- Written task:
The records below must be written out exactly, with every picture left behind.

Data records
┄┄┄┄┄┄┄┄┄┄

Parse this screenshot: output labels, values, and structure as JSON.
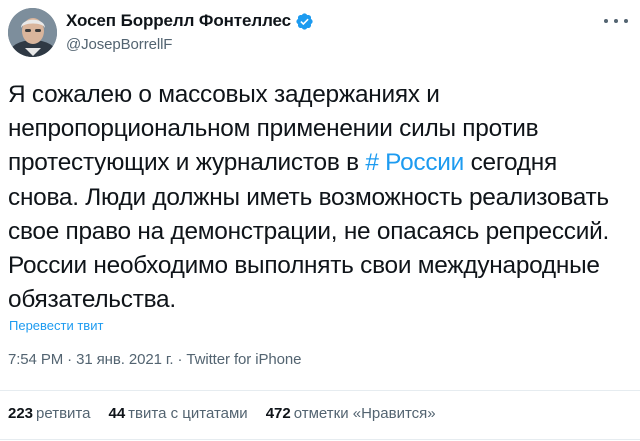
{
  "author": {
    "name": "Хосеп Боррелл Фонтеллес",
    "handle": "@JosepBorrellF",
    "verified": true,
    "avatar_icon": "profile-photo"
  },
  "tweet": {
    "text_before": "Я сожалею о массовых задержаниях и непропорциональном применении силы против протестующих и журналистов в ",
    "hashtag": "# России",
    "text_after": " сегодня снова. Люди должны иметь возможность реализовать свое право на демонстрации, не опасаясь репрессий. России необходимо выполнять свои международные обязательства."
  },
  "translate_label": "Перевести твит",
  "meta": {
    "time": "7:54 PM",
    "sep1": "·",
    "date": "31 янв. 2021 г.",
    "sep2": "·",
    "source": "Twitter for iPhone"
  },
  "stats": [
    {
      "count": "223",
      "label": "ретвита"
    },
    {
      "count": "44",
      "label": "твита с цитатами"
    },
    {
      "count": "472",
      "label": "отметки «Нравится»"
    }
  ],
  "colors": {
    "accent": "#1d9bf0",
    "text_primary": "#0f1419",
    "text_secondary": "#536471",
    "divider": "#e6ecf0"
  },
  "icons": {
    "verified": "verified-badge-icon",
    "more": "more-options-icon"
  }
}
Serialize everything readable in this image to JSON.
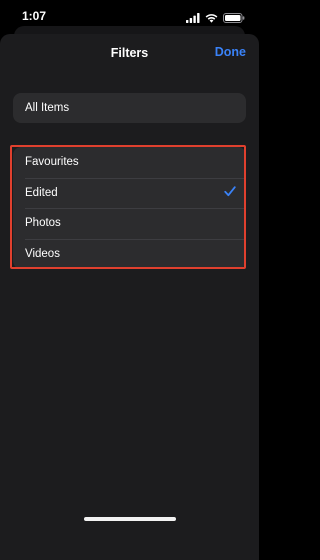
{
  "status_bar": {
    "time": "1:07",
    "icons": [
      "cellular-signal-icon",
      "wifi-icon",
      "battery-icon"
    ]
  },
  "nav": {
    "title": "Filters",
    "done_label": "Done"
  },
  "all_items": {
    "label": "All Items"
  },
  "filters": [
    {
      "label": "Favourites",
      "selected": false
    },
    {
      "label": "Edited",
      "selected": true
    },
    {
      "label": "Photos",
      "selected": false
    },
    {
      "label": "Videos",
      "selected": false
    }
  ],
  "colors": {
    "accent": "#3a82f7",
    "highlight_box": "#e0402e",
    "sheet_background": "#1c1c1e",
    "row_background": "#2c2c2e"
  }
}
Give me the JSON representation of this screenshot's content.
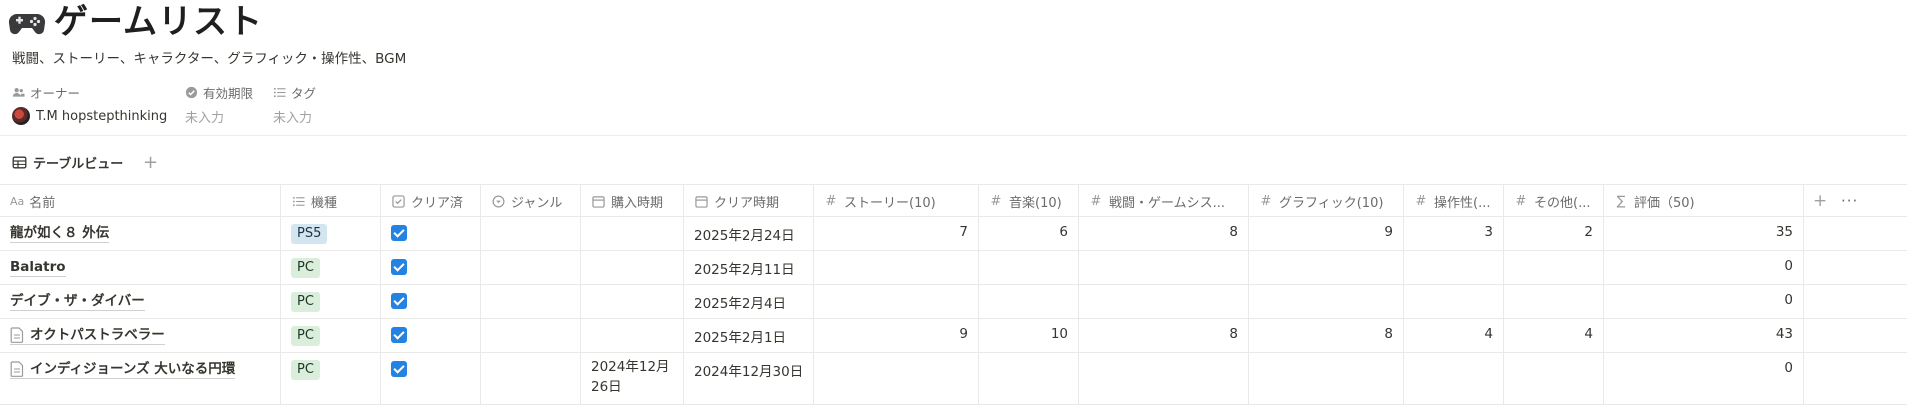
{
  "page": {
    "icon": "game-controller-icon",
    "title": "ゲームリスト",
    "description": "戦闘、ストーリー、キャラクター、グラフィック・操作性、BGM"
  },
  "properties": {
    "owner_label": "オーナー",
    "owner_value": "T.M hopstepthinking",
    "expiry_label": "有効期限",
    "expiry_value": "未入力",
    "tag_label": "タグ",
    "tag_value": "未入力"
  },
  "view": {
    "tab_label": "テーブルビュー",
    "add_symbol": "+"
  },
  "table": {
    "columns": [
      {
        "icon": "Aa",
        "label": "名前"
      },
      {
        "icon": "list-icon",
        "label": "機種"
      },
      {
        "icon": "checkbox-icon",
        "label": "クリア済"
      },
      {
        "icon": "select-icon",
        "label": "ジャンル"
      },
      {
        "icon": "calendar-icon",
        "label": "購入時期"
      },
      {
        "icon": "calendar-icon",
        "label": "クリア時期"
      },
      {
        "icon": "#",
        "label": "ストーリー(10)"
      },
      {
        "icon": "#",
        "label": "音楽(10)"
      },
      {
        "icon": "#",
        "label": "戦闘・ゲームシス..."
      },
      {
        "icon": "#",
        "label": "グラフィック(10)"
      },
      {
        "icon": "#",
        "label": "操作性(..."
      },
      {
        "icon": "#",
        "label": "その他(..."
      },
      {
        "icon": "∑",
        "label": "評価（50)"
      }
    ],
    "add_column": "+",
    "more": "···",
    "rows": [
      {
        "name": "龍が如く８ 外伝",
        "has_page_icon": false,
        "platform": "PS5",
        "cleared": true,
        "genre": "",
        "purchased": "",
        "cleared_date": "2025年2月24日",
        "story": "7",
        "music": "6",
        "battle": "8",
        "graphics": "9",
        "controls": "3",
        "other": "2",
        "score": "35"
      },
      {
        "name": "Balatro",
        "has_page_icon": false,
        "platform": "PC",
        "cleared": true,
        "genre": "",
        "purchased": "",
        "cleared_date": "2025年2月11日",
        "story": "",
        "music": "",
        "battle": "",
        "graphics": "",
        "controls": "",
        "other": "",
        "score": "0"
      },
      {
        "name": "デイブ・ザ・ダイバー",
        "has_page_icon": false,
        "platform": "PC",
        "cleared": true,
        "genre": "",
        "purchased": "",
        "cleared_date": "2025年2月4日",
        "story": "",
        "music": "",
        "battle": "",
        "graphics": "",
        "controls": "",
        "other": "",
        "score": "0"
      },
      {
        "name": "オクトパストラベラー",
        "has_page_icon": true,
        "platform": "PC",
        "cleared": true,
        "genre": "",
        "purchased": "",
        "cleared_date": "2025年2月1日",
        "story": "9",
        "music": "10",
        "battle": "8",
        "graphics": "8",
        "controls": "4",
        "other": "4",
        "score": "43"
      },
      {
        "name": "インディジョーンズ 大いなる円環",
        "has_page_icon": true,
        "platform": "PC",
        "cleared": true,
        "genre": "",
        "purchased": "2024年12月26日",
        "cleared_date": "2024年12月30日",
        "story": "",
        "music": "",
        "battle": "",
        "graphics": "",
        "controls": "",
        "other": "",
        "score": "0"
      }
    ]
  }
}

┄┄┄┄┄┄┄┄┄┄

- The solution:
Parse this screenshot: output labels, values, and structure as JSON.
{
  "author": {
    "name": "Хосеп Боррелл Фонтеллес",
    "handle": "@JosepBorrellF",
    "verified": true,
    "avatar_icon": "profile-photo"
  },
  "tweet": {
    "text_before": "Я сожалею о массовых задержаниях и непропорциональном применении силы против протестующих и журналистов в ",
    "hashtag": "# России",
    "text_after": " сегодня снова. Люди должны иметь возможность реализовать свое право на демонстрации, не опасаясь репрессий. России необходимо выполнять свои международные обязательства."
  },
  "translate_label": "Перевести твит",
  "meta": {
    "time": "7:54 PM",
    "sep1": "·",
    "date": "31 янв. 2021 г.",
    "sep2": "·",
    "source": "Twitter for iPhone"
  },
  "stats": [
    {
      "count": "223",
      "label": "ретвита"
    },
    {
      "count": "44",
      "label": "твита с цитатами"
    },
    {
      "count": "472",
      "label": "отметки «Нравится»"
    }
  ],
  "colors": {
    "accent": "#1d9bf0",
    "text_primary": "#0f1419",
    "text_secondary": "#536471",
    "divider": "#e6ecf0"
  },
  "icons": {
    "verified": "verified-badge-icon",
    "more": "more-options-icon"
  }
}
Serialize everything readable in this image to JSON.
{
  "status_bar": {
    "time": "1:07",
    "icons": [
      "cellular-signal-icon",
      "wifi-icon",
      "battery-icon"
    ]
  },
  "nav": {
    "title": "Filters",
    "done_label": "Done"
  },
  "all_items": {
    "label": "All Items"
  },
  "filters": [
    {
      "label": "Favourites",
      "selected": false
    },
    {
      "label": "Edited",
      "selected": true
    },
    {
      "label": "Photos",
      "selected": false
    },
    {
      "label": "Videos",
      "selected": false
    }
  ],
  "colors": {
    "accent": "#3a82f7",
    "highlight_box": "#e0402e",
    "sheet_background": "#1c1c1e",
    "row_background": "#2c2c2e"
  }
}
Give me the JSON representation of this screenshot's content.
{
  "page": {
    "icon": "game-controller-icon",
    "title": "ゲームリスト",
    "description": "戦闘、ストーリー、キャラクター、グラフィック・操作性、BGM"
  },
  "properties": {
    "owner_label": "オーナー",
    "owner_value": "T.M hopstepthinking",
    "expiry_label": "有効期限",
    "expiry_value": "未入力",
    "tag_label": "タグ",
    "tag_value": "未入力"
  },
  "view": {
    "tab_label": "テーブルビュー",
    "add_symbol": "+"
  },
  "table": {
    "columns": [
      {
        "icon": "Aa",
        "label": "名前"
      },
      {
        "icon": "list-icon",
        "label": "機種"
      },
      {
        "icon": "checkbox-icon",
        "label": "クリア済"
      },
      {
        "icon": "select-icon",
        "label": "ジャンル"
      },
      {
        "icon": "calendar-icon",
        "label": "購入時期"
      },
      {
        "icon": "calendar-icon",
        "label": "クリア時期"
      },
      {
        "icon": "#",
        "label": "ストーリー(10)"
      },
      {
        "icon": "#",
        "label": "音楽(10)"
      },
      {
        "icon": "#",
        "label": "戦闘・ゲームシス..."
      },
      {
        "icon": "#",
        "label": "グラフィック(10)"
      },
      {
        "icon": "#",
        "label": "操作性(..."
      },
      {
        "icon": "#",
        "label": "その他(..."
      },
      {
        "icon": "∑",
        "label": "評価（50)"
      }
    ],
    "add_column": "+",
    "more": "···",
    "rows": [
      {
        "name": "龍が如く８ 外伝",
        "has_page_icon": false,
        "platform": "PS5",
        "cleared": true,
        "genre": "",
        "purchased": "",
        "cleared_date": "2025年2月24日",
        "story": "7",
        "music": "6",
        "battle": "8",
        "graphics": "9",
        "controls": "3",
        "other": "2",
        "score": "35"
      },
      {
        "name": "Balatro",
        "has_page_icon": false,
        "platform": "PC",
        "cleared": true,
        "genre": "",
        "purchased": "",
        "cleared_date": "2025年2月11日",
        "story": "",
        "music": "",
        "battle": "",
        "graphics": "",
        "controls": "",
        "other": "",
        "score": "0"
      },
      {
        "name": "デイブ・ザ・ダイバー",
        "has_page_icon": false,
        "platform": "PC",
        "cleared": true,
        "genre": "",
        "purchased": "",
        "cleared_date": "2025年2月4日",
        "story": "",
        "music": "",
        "battle": "",
        "graphics": "",
        "controls": "",
        "other": "",
        "score": "0"
      },
      {
        "name": "オクトパストラベラー",
        "has_page_icon": true,
        "platform": "PC",
        "cleared": true,
        "genre": "",
        "purchased": "",
        "cleared_date": "2025年2月1日",
        "story": "9",
        "music": "10",
        "battle": "8",
        "graphics": "8",
        "controls": "4",
        "other": "4",
        "score": "43"
      },
      {
        "name": "インディジョーンズ 大いなる円環",
        "has_page_icon": true,
        "platform": "PC",
        "cleared": true,
        "genre": "",
        "purchased": "2024年12月26日",
        "cleared_date": "2024年12月30日",
        "story": "",
        "music": "",
        "battle": "",
        "graphics": "",
        "controls": "",
        "other": "",
        "score": "0"
      }
    ]
  }
}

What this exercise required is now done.